The exercise:
Repeat each line of the material below exactly as it appears, minus any pictures.

Extracted records:

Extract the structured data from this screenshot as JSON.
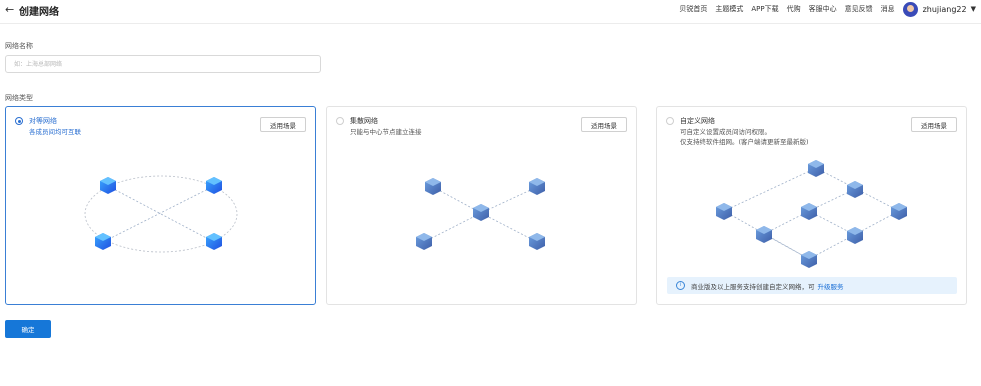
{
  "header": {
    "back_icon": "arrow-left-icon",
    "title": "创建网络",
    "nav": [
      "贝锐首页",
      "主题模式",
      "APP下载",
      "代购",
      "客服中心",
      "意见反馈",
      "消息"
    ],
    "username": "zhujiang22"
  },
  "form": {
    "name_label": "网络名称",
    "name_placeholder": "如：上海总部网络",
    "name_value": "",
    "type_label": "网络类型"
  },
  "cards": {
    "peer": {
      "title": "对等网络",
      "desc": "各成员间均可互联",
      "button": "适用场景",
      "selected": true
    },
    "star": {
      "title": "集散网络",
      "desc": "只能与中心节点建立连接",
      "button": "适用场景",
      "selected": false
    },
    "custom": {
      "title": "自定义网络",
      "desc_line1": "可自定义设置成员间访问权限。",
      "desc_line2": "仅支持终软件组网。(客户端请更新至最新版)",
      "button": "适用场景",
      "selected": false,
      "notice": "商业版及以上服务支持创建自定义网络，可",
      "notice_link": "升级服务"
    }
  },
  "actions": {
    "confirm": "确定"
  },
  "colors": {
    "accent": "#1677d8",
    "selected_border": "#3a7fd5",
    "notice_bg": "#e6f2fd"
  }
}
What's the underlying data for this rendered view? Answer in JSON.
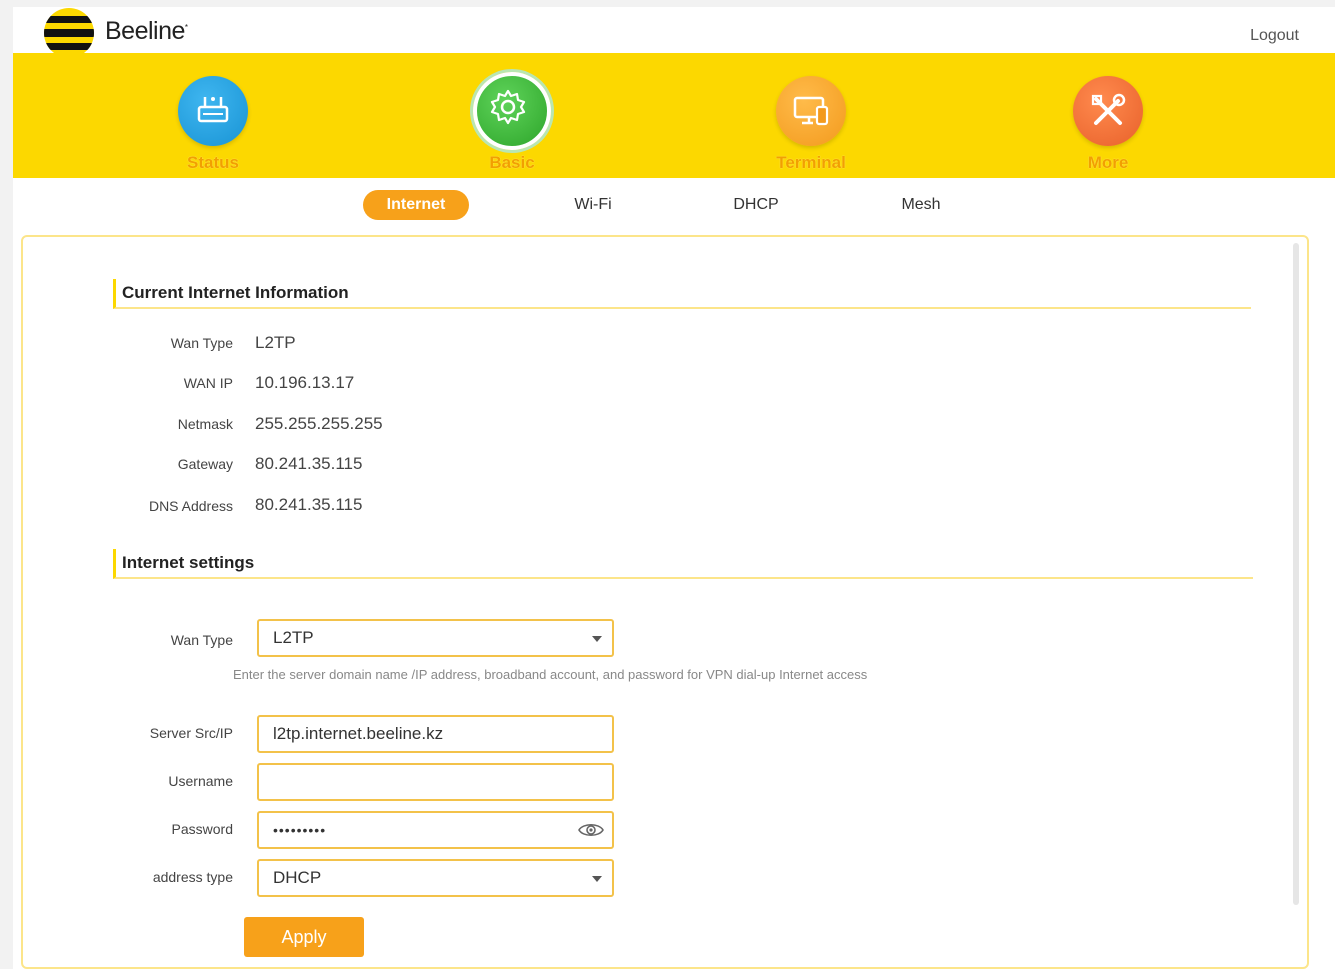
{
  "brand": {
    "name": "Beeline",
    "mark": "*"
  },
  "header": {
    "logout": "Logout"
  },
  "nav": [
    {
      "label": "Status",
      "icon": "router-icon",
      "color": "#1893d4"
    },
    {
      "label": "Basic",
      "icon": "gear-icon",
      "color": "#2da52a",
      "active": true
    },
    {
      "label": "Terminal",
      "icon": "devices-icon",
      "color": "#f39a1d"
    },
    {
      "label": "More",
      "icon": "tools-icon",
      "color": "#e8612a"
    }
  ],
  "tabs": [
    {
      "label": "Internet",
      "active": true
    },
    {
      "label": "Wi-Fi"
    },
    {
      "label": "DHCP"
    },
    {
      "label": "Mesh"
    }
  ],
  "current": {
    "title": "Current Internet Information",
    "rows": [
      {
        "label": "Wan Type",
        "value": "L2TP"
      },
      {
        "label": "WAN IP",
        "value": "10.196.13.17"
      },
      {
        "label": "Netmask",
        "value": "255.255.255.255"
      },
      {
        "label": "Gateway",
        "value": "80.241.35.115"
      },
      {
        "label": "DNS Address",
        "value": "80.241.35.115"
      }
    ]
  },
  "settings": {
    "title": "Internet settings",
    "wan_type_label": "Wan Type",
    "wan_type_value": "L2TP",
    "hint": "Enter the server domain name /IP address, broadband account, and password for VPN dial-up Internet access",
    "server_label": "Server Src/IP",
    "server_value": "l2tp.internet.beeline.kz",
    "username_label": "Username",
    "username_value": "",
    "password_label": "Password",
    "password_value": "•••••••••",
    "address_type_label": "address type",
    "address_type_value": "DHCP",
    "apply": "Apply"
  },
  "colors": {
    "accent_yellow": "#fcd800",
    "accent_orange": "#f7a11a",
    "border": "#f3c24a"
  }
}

Response to the task:
Extract the structured data from this screenshot as JSON.
{
  "header": {
    "back_icon": "arrow-left-icon",
    "title": "创建网络",
    "nav": [
      "贝锐首页",
      "主题模式",
      "APP下载",
      "代购",
      "客服中心",
      "意见反馈",
      "消息"
    ],
    "username": "zhujiang22"
  },
  "form": {
    "name_label": "网络名称",
    "name_placeholder": "如：上海总部网络",
    "name_value": "",
    "type_label": "网络类型"
  },
  "cards": {
    "peer": {
      "title": "对等网络",
      "desc": "各成员间均可互联",
      "button": "适用场景",
      "selected": true
    },
    "star": {
      "title": "集散网络",
      "desc": "只能与中心节点建立连接",
      "button": "适用场景",
      "selected": false
    },
    "custom": {
      "title": "自定义网络",
      "desc_line1": "可自定义设置成员间访问权限。",
      "desc_line2": "仅支持终软件组网。(客户端请更新至最新版)",
      "button": "适用场景",
      "selected": false,
      "notice": "商业版及以上服务支持创建自定义网络，可",
      "notice_link": "升级服务"
    }
  },
  "actions": {
    "confirm": "确定"
  },
  "colors": {
    "accent": "#1677d8",
    "selected_border": "#3a7fd5",
    "notice_bg": "#e6f2fd"
  }
}
What's the underlying data for this rendered view? Answer in JSON.
{
  "brand": {
    "name": "Beeline",
    "mark": "*"
  },
  "header": {
    "logout": "Logout"
  },
  "nav": [
    {
      "label": "Status",
      "icon": "router-icon",
      "color": "#1893d4"
    },
    {
      "label": "Basic",
      "icon": "gear-icon",
      "color": "#2da52a",
      "active": true
    },
    {
      "label": "Terminal",
      "icon": "devices-icon",
      "color": "#f39a1d"
    },
    {
      "label": "More",
      "icon": "tools-icon",
      "color": "#e8612a"
    }
  ],
  "tabs": [
    {
      "label": "Internet",
      "active": true
    },
    {
      "label": "Wi-Fi"
    },
    {
      "label": "DHCP"
    },
    {
      "label": "Mesh"
    }
  ],
  "current": {
    "title": "Current Internet Information",
    "rows": [
      {
        "label": "Wan Type",
        "value": "L2TP"
      },
      {
        "label": "WAN IP",
        "value": "10.196.13.17"
      },
      {
        "label": "Netmask",
        "value": "255.255.255.255"
      },
      {
        "label": "Gateway",
        "value": "80.241.35.115"
      },
      {
        "label": "DNS Address",
        "value": "80.241.35.115"
      }
    ]
  },
  "settings": {
    "title": "Internet settings",
    "wan_type_label": "Wan Type",
    "wan_type_value": "L2TP",
    "hint": "Enter the server domain name /IP address, broadband account, and password for VPN dial-up Internet access",
    "server_label": "Server Src/IP",
    "server_value": "l2tp.internet.beeline.kz",
    "username_label": "Username",
    "username_value": "",
    "password_label": "Password",
    "password_value": "•••••••••",
    "address_type_label": "address type",
    "address_type_value": "DHCP",
    "apply": "Apply"
  },
  "colors": {
    "accent_yellow": "#fcd800",
    "accent_orange": "#f7a11a",
    "border": "#f3c24a"
  }
}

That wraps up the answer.